- Extrait de source
A la loupe : Le Plenum de l’ANP, et son festival Off

Placée sous un ciel d’orage, en crise extraordinaire, la session 2009 du Parlement (l’ANP) ne pouvait pas être comme les autres. Dès avant l’ouverture formelle, on voyait ce débat, d’ordinaire compassé et confiné, exploser de son cadre, s’exporter hors des murs du Grand Palais du Peuple, via différents canaux nouveaux, dont l’internet.

Dès le 28/02, Wen Jiabao, patron de l’exécutif, se livrait à son 1er bain de foule    «virtuel», pour « tchatter » avec 0,5M de Chinois inquiets, et leur donner ce message ambigu : les choses vont mieux (cf ci-dessous, papier « conjoncture »), mais l’impact de la crise mondiale sur la Chine n’a pas encore touché le fond.

Plus tard, la « toile »  abritait un autre forum, entièrement privé celui-là, aux prétentions aussi sérieuses que le Plenum lui-même : comme un festival off, aux tribuns improvisés. Certains réclamaient l’abolition de la politique de l’enfant unique. D’autres, tels l’avocat shanghaïen Yan Yiming, relevaient l’aspect discrétionnaire du plan de relance, dont on ignore toujours après 4 mois les bénéficiaires des 450MM² de manne à distribuer sur deux ans : Yang prétendait attaquer en justice la Commission nationale de de développement et de réforme (NDRC), chef d’orchestre de l’économie chinoise, à moins qu’elle ne publie la liste.

Sur le même sujet, une quinzaine de vieux dignitaires progressistes tels Li Rui, 91 ans, l’ex-secrétaire de Mao, avaient adressé depuis quelques semaines une lettre ouverte au Président Hu Jintao, le priant d’assurer que ces fonds aillent aux nécessiteux et ne soient pas détournés : eux aussi réclamaient « un peu plus de transparence ». Dans son discours, Wen Jiabao a répondu vaguement, promettant « des contrôles sévères… sur l’utilisation des fonds ». Problème de fond : après 4 mois, les PME privées et les paysans n’ont pas vu venir ces crédits de soutien. Quoiqu’ils soient le principal creuset de l’emploi.

- Exercice bref
Poursuivez l'article sur la session 2009 de l'ANP à la suite de sa dernière phrase.

- Entrées répertoriées

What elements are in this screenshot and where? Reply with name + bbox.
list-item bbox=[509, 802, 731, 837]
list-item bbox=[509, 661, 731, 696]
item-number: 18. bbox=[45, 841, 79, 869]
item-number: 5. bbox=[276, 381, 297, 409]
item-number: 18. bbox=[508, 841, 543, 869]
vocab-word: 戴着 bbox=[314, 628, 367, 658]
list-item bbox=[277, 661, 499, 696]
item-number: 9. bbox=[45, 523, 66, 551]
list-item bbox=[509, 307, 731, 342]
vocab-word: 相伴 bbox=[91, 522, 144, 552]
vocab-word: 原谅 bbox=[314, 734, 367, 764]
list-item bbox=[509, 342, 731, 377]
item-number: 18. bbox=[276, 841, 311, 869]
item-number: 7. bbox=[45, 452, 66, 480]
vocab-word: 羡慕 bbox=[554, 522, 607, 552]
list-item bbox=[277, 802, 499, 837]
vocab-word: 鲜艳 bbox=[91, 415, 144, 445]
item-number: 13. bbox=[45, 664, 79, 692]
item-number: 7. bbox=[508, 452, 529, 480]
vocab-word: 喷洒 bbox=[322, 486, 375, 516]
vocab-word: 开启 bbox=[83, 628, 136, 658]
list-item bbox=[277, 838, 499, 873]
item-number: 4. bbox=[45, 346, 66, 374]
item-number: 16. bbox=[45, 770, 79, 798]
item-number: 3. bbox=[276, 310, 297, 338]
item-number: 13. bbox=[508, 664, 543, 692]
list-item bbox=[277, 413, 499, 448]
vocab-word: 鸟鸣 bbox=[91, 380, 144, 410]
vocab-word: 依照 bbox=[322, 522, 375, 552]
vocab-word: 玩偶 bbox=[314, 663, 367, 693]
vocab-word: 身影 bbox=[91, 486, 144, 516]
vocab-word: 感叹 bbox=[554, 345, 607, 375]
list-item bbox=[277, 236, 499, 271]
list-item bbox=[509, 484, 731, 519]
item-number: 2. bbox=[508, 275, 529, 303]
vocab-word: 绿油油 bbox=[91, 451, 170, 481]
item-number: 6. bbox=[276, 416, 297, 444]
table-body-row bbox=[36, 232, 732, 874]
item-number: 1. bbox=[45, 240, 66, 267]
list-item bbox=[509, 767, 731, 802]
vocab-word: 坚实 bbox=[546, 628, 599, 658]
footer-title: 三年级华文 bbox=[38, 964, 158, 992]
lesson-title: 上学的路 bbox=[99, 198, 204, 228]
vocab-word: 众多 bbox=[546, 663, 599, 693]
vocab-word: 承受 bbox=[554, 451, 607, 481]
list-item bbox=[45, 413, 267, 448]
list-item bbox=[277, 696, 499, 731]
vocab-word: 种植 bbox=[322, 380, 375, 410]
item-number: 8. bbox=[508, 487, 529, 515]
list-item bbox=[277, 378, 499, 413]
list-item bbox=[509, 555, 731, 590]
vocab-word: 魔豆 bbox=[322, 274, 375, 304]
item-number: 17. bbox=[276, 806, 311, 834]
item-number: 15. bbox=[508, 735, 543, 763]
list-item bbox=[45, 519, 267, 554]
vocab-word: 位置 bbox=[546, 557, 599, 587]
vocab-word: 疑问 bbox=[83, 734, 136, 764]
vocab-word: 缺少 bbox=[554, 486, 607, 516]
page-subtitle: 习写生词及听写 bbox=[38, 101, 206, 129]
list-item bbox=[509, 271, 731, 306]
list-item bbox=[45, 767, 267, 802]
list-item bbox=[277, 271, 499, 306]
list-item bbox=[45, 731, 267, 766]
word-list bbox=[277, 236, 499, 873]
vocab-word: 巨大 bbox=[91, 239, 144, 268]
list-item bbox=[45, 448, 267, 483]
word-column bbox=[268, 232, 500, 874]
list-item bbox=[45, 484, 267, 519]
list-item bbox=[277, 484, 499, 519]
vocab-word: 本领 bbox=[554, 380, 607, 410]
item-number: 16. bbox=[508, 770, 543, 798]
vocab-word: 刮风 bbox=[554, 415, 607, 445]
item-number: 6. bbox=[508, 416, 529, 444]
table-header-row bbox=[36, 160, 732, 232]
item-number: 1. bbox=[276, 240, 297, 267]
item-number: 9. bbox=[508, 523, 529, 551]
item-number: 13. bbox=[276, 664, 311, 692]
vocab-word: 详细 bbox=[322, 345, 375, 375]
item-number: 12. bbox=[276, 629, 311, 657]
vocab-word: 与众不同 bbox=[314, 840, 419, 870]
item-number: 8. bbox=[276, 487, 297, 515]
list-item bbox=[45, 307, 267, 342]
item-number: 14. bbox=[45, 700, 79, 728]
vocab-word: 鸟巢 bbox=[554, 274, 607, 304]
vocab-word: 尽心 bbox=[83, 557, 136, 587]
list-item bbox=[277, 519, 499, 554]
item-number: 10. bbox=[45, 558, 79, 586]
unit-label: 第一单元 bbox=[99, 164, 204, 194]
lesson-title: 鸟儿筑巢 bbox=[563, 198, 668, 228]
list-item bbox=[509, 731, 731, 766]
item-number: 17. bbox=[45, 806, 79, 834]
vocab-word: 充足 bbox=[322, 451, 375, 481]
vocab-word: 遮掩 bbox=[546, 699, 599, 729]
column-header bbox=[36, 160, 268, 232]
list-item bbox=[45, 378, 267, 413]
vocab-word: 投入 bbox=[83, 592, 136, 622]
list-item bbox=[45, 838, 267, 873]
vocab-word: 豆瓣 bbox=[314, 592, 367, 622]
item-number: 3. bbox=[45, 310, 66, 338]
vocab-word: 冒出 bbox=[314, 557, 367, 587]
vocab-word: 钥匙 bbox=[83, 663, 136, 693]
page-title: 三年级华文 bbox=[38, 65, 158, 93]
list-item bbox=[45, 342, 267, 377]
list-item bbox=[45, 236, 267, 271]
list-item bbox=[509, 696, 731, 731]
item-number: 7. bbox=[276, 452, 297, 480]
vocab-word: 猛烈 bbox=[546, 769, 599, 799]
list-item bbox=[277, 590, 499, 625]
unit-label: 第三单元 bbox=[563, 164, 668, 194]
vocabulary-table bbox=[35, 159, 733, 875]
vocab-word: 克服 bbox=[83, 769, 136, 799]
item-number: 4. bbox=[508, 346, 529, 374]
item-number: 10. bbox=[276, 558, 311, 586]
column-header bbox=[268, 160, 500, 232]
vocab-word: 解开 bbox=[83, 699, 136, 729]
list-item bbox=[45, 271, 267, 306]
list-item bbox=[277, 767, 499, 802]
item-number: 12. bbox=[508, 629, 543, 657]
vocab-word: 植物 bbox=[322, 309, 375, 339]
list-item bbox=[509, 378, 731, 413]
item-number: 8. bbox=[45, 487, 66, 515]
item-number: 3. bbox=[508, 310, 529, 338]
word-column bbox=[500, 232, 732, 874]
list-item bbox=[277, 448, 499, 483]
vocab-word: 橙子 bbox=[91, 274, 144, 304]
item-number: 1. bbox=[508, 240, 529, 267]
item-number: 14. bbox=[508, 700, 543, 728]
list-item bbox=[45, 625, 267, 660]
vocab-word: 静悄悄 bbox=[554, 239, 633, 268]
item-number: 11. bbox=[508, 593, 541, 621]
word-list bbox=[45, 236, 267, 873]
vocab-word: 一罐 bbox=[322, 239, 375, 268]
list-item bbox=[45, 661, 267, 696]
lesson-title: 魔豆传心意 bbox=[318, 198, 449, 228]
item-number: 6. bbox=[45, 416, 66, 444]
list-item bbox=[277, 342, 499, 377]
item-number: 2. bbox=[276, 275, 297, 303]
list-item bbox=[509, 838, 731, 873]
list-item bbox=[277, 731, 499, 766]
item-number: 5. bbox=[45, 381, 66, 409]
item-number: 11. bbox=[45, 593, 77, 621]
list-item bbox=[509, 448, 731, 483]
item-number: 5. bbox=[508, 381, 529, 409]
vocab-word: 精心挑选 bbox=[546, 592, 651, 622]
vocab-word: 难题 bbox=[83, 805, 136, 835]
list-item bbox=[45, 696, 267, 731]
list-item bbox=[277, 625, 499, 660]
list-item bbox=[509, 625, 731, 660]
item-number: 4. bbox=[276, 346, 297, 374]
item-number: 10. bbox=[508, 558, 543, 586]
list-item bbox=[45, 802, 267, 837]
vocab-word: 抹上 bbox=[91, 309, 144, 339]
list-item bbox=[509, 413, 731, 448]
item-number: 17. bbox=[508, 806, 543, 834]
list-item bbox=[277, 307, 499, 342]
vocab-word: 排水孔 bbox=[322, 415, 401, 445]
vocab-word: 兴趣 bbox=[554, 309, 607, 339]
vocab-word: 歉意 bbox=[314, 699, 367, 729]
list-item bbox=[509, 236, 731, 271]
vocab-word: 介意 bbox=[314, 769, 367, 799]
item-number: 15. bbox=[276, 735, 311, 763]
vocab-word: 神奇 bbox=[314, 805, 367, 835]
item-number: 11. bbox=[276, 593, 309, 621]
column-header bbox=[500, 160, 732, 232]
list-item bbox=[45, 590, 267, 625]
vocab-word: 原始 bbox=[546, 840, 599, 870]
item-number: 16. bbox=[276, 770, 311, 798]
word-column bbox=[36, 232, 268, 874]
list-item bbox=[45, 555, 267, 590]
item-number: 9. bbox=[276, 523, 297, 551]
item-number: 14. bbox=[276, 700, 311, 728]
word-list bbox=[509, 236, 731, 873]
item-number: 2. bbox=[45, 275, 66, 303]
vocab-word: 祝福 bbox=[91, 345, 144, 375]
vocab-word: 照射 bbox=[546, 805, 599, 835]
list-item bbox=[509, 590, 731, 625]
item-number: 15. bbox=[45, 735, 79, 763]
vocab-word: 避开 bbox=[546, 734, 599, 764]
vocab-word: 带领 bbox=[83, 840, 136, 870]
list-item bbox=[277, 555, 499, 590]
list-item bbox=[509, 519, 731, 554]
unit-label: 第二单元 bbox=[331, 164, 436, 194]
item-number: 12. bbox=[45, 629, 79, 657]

- Réponse rédigée
Autre débat cocardier, sur le sort des 2 statuettes Ming razziées par les troupes anglo-françaises lors du sac du Palais d’Été (1860), juste adjugées chez Christie’s à Paris. Un certain Cai Mingchao a remporté l’enchère, mais refuse de payer, expliquant qu’il n’a voulu que saboter la vente. Certaines autorités soutiennent sans réserve l’action «patriotique», d’autres criant à la prise en otage par un opportuniste, de la crédibilité du pays. En fin de compte, après 24h, l’Etat prudent a préféré prendre ses distances.

Enfin, à la veille de la session, la Cour suprême autorise soudain les familles des victimes du lait à la mélamine de porter plainte, ce qu’elle interdisait avant. Puis, le Bureau de l’ANP adopte une sévère loi de sécurité alimentaire: mesures symboliques du régime, qui veut prouver sa capacité à écouter le peuple, sans rien concéder sur le fond : la demande de l’opinion, d’assouplissement des droits fondamentaux.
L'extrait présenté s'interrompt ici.